(Records contained in a dataset)
= Beginning of Section =
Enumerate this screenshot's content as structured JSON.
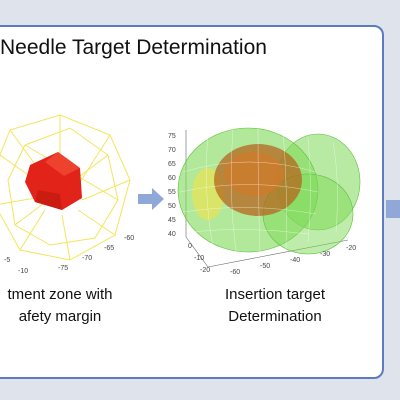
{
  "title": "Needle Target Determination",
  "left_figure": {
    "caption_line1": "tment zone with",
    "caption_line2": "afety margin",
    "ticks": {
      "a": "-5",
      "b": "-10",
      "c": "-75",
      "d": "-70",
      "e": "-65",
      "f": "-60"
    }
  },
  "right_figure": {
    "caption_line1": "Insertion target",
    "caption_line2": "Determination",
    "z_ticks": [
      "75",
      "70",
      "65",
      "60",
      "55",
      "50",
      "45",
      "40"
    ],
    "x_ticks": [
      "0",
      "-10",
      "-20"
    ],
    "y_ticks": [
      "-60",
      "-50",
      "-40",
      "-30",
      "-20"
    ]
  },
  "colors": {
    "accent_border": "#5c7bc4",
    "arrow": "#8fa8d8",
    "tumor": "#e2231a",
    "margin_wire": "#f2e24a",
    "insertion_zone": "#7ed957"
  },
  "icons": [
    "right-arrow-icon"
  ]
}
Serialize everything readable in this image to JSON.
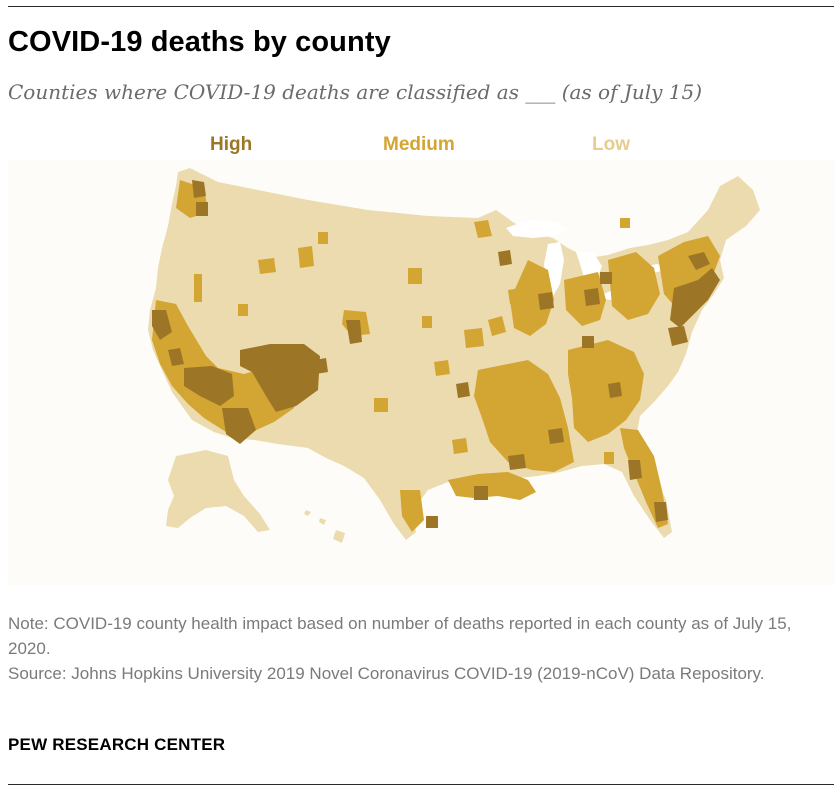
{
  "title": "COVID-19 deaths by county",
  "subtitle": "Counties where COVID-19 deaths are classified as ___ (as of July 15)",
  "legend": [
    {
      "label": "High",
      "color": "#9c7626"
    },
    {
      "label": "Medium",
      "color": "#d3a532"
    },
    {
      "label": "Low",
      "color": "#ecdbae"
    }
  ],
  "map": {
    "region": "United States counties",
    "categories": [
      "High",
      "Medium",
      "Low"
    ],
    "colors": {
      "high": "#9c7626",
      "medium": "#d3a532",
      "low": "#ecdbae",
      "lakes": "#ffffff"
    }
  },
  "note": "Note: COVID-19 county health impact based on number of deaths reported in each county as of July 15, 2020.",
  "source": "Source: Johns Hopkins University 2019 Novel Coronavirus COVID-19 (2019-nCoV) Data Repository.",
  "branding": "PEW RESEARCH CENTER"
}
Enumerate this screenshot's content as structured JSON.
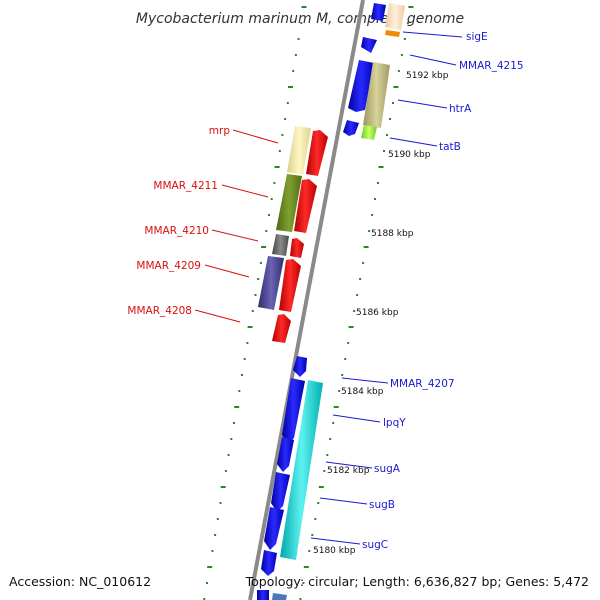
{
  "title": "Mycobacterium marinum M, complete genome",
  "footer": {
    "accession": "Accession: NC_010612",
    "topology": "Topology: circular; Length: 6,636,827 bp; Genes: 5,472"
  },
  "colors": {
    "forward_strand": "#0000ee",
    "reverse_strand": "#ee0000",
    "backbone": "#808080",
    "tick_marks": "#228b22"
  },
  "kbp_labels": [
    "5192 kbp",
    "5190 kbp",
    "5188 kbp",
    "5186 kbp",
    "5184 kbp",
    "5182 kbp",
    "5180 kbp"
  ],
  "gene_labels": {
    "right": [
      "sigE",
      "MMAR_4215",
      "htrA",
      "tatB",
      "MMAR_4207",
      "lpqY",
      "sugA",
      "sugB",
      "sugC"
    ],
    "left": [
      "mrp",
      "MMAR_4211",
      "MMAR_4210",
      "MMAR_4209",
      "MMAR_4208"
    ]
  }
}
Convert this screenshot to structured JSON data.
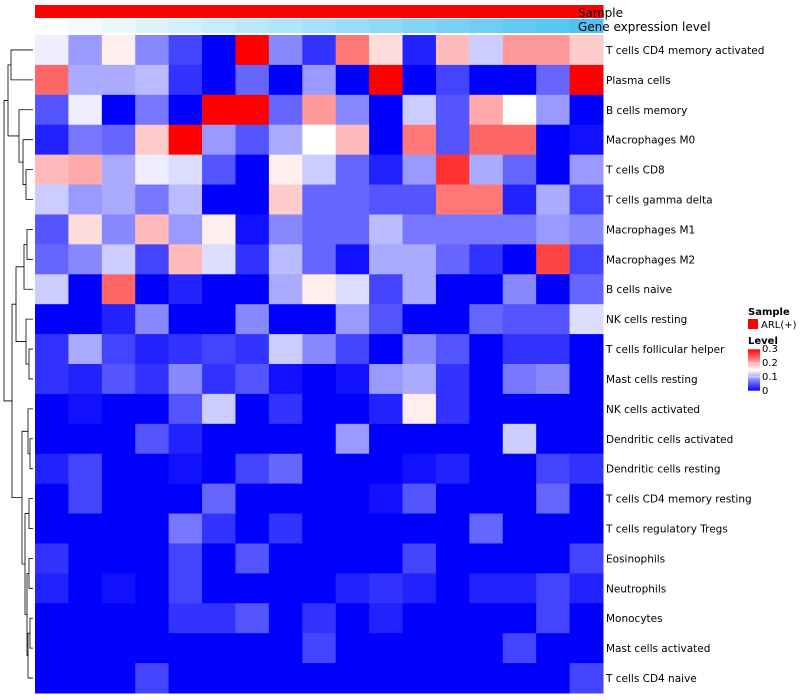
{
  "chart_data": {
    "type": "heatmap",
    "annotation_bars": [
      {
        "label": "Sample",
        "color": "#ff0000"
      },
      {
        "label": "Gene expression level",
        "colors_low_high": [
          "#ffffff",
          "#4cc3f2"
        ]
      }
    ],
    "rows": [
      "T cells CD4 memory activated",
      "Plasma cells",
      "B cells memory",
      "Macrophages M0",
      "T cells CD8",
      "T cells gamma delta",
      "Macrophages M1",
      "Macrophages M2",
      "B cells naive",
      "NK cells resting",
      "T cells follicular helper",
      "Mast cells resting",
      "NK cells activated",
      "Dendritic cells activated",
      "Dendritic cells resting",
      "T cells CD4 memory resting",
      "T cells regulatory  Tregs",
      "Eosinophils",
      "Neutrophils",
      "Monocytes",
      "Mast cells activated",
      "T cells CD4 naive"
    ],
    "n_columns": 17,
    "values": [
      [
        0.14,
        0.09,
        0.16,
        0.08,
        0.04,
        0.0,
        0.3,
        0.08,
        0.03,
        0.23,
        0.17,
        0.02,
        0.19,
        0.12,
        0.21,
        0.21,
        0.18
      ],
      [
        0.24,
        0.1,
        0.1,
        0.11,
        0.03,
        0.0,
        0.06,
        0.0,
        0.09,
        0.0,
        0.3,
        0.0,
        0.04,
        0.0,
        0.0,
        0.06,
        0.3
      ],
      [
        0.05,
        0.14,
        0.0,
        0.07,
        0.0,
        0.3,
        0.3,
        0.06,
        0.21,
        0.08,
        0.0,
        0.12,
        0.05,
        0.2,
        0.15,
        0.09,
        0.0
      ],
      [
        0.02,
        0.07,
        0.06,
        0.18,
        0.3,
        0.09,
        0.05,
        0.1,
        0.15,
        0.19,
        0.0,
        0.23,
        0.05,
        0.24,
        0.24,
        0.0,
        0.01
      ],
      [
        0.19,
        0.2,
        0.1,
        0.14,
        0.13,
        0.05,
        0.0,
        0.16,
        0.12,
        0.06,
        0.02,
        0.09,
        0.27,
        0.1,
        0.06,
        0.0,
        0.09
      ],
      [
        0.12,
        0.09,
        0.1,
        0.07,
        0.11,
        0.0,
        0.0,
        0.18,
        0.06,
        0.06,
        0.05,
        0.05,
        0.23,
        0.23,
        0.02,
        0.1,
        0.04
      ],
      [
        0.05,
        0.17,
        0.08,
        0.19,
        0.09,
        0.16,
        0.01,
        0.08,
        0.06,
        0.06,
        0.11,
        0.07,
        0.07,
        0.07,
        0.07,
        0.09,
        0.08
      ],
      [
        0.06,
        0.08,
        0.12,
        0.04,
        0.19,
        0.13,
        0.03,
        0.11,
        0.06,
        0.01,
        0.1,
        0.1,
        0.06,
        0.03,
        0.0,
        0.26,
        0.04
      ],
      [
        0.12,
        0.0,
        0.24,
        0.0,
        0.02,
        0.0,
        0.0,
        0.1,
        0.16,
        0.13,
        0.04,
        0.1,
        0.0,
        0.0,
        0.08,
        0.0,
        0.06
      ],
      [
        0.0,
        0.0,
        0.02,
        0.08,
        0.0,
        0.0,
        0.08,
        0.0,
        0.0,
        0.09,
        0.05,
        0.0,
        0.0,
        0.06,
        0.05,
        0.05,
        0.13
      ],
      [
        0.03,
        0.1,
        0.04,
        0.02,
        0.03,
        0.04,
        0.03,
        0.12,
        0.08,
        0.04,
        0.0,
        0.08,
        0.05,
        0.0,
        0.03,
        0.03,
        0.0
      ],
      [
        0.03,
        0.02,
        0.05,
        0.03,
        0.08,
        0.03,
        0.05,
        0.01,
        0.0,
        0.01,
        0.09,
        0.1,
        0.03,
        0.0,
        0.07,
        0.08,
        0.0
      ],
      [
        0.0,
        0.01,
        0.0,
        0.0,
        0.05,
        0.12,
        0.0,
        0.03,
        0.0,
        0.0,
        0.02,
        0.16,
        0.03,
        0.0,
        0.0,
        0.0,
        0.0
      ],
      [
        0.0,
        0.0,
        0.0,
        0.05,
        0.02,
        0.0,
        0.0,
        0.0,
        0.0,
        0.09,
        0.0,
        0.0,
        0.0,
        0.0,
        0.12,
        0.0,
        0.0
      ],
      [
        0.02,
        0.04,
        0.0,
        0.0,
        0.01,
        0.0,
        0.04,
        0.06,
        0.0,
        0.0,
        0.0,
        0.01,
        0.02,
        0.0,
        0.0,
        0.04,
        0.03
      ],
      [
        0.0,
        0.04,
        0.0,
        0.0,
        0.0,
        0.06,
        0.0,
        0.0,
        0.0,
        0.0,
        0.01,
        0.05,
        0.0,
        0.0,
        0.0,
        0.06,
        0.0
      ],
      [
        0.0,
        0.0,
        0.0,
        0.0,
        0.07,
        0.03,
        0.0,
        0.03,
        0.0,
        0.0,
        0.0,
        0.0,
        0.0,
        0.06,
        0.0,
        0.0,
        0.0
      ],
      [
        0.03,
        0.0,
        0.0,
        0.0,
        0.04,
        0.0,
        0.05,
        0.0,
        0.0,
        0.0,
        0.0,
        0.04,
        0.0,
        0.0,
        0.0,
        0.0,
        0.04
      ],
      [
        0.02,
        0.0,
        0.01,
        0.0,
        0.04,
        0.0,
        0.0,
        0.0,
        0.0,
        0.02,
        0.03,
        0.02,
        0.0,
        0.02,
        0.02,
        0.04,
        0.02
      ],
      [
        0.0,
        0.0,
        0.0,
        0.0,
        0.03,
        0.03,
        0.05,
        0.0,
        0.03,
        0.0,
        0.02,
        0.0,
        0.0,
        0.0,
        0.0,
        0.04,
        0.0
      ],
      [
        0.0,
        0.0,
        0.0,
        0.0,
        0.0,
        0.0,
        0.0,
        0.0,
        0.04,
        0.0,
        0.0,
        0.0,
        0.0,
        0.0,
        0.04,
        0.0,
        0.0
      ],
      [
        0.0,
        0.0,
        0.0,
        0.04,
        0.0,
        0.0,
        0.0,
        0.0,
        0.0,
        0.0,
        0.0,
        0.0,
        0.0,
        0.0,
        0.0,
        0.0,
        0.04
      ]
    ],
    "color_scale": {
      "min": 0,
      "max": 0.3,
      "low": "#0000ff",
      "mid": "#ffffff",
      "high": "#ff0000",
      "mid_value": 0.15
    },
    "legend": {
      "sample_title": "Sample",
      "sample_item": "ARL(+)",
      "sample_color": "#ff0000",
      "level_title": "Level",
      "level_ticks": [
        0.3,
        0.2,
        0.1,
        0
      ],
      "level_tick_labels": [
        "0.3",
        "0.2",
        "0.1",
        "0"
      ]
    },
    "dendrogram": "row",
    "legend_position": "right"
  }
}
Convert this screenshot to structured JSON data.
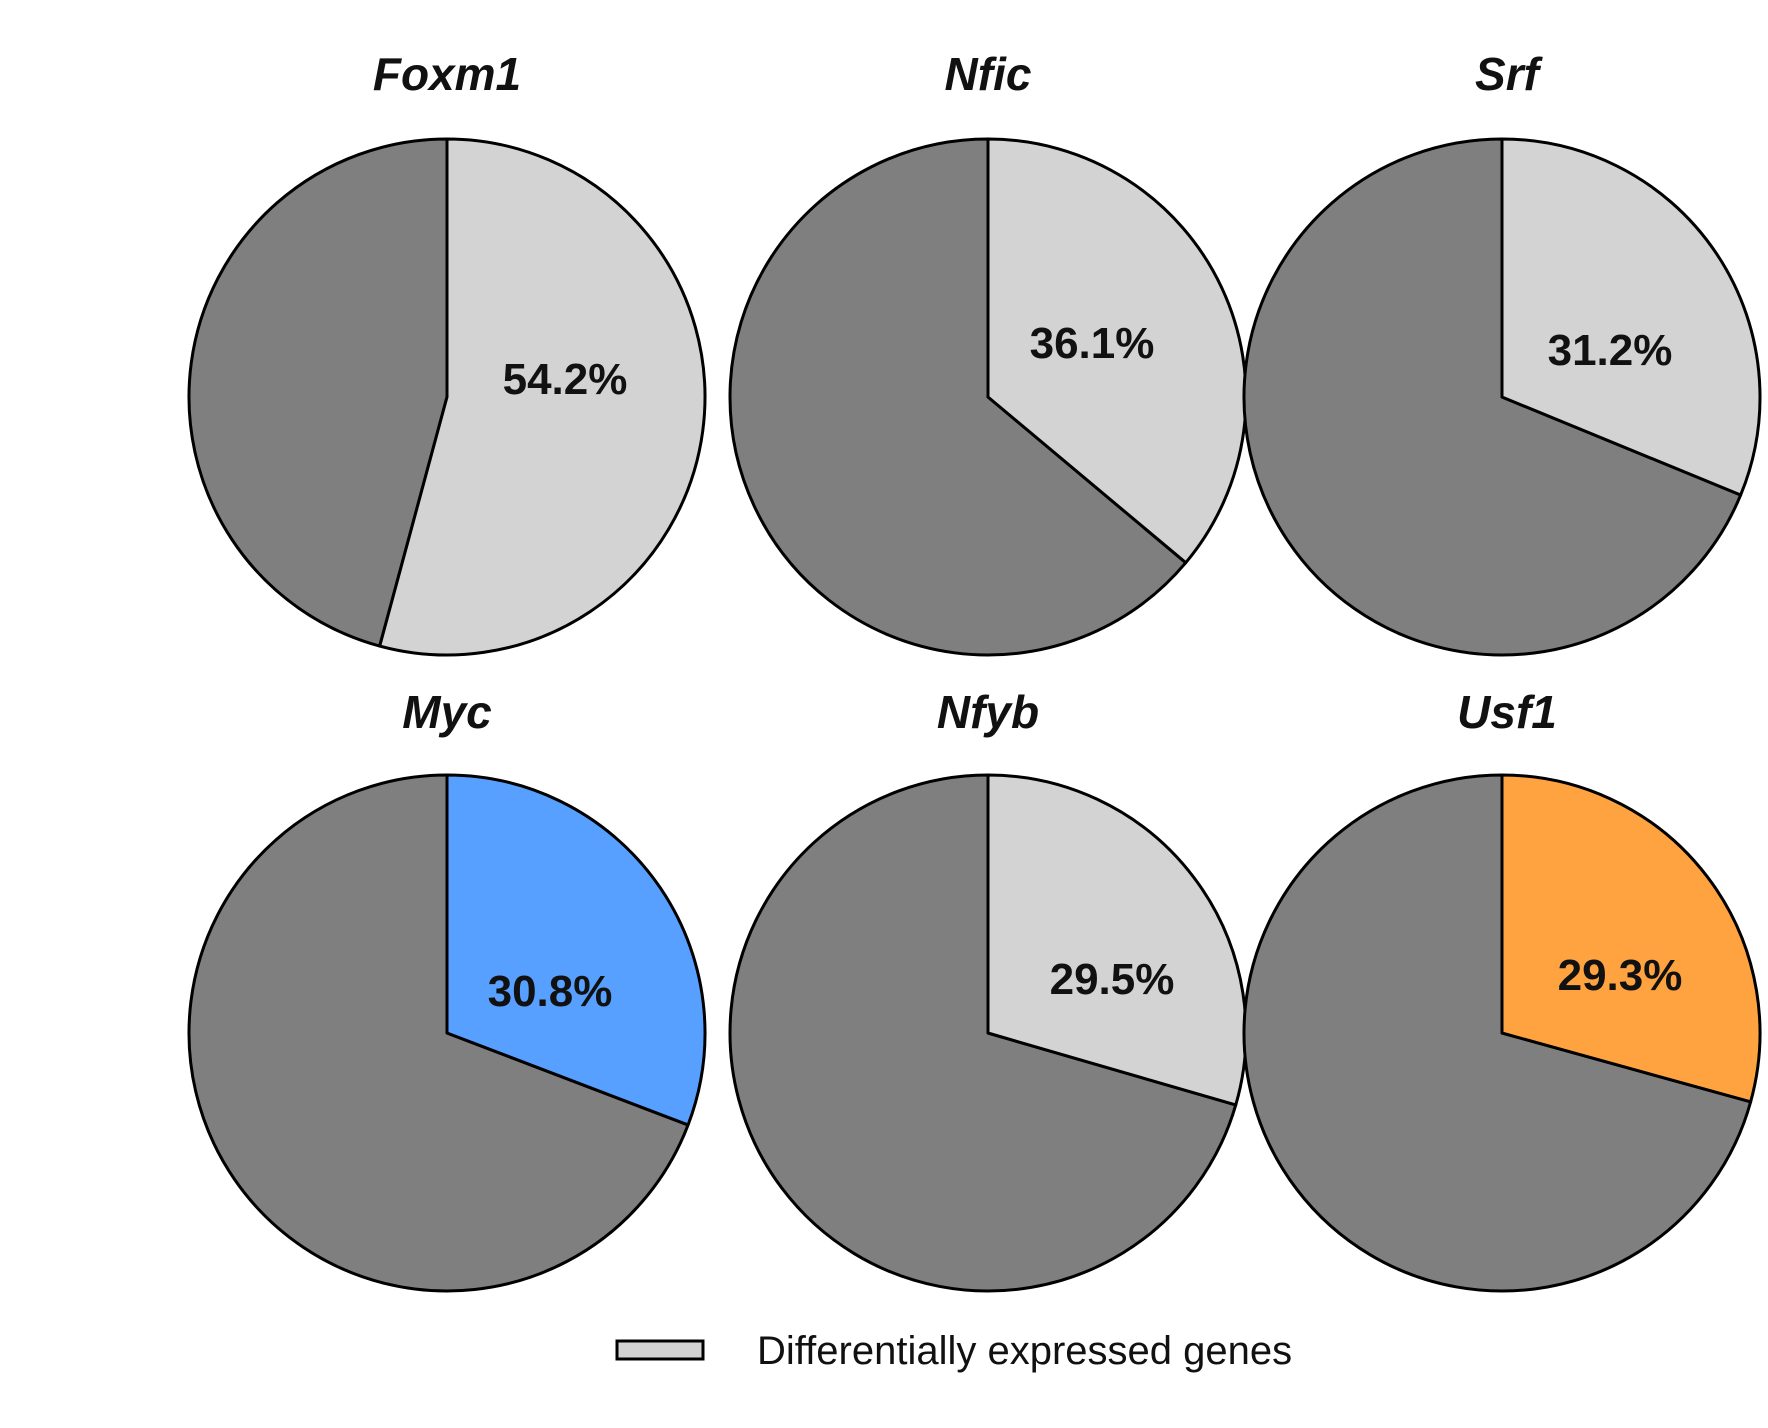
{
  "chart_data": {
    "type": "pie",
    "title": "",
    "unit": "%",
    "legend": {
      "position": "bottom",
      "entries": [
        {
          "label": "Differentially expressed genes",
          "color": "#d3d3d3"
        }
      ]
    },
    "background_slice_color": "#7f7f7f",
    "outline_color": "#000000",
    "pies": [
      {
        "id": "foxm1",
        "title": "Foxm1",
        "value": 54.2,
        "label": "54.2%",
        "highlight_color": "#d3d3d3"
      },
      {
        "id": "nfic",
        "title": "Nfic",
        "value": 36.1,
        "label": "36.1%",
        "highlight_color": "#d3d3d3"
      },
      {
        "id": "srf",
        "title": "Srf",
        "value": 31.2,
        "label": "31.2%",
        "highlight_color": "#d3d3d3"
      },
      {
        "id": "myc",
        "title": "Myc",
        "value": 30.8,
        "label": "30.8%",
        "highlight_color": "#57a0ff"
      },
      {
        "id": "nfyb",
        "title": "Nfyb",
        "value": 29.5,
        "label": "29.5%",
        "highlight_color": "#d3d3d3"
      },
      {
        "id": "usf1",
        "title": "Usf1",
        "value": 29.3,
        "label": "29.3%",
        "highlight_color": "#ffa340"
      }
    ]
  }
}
= End of Section =
* _Exercise_
Please find every line in the records that contains the word "COVID", and copy it out.

* _Answer space_
  "title": "COVID-19 deaths by county",
  "subtitle": "Counties where COVID-19 deaths are classified as ___ (as of July 15)",
  "note": "Note: COVID-19 county health impact based on number of deaths reported in each county as of July 15, 2020.",
  "source": "Source: Johns Hopkins University 2019 Novel Coronavirus COVID-19 (2019-nCoV) Data Repository.",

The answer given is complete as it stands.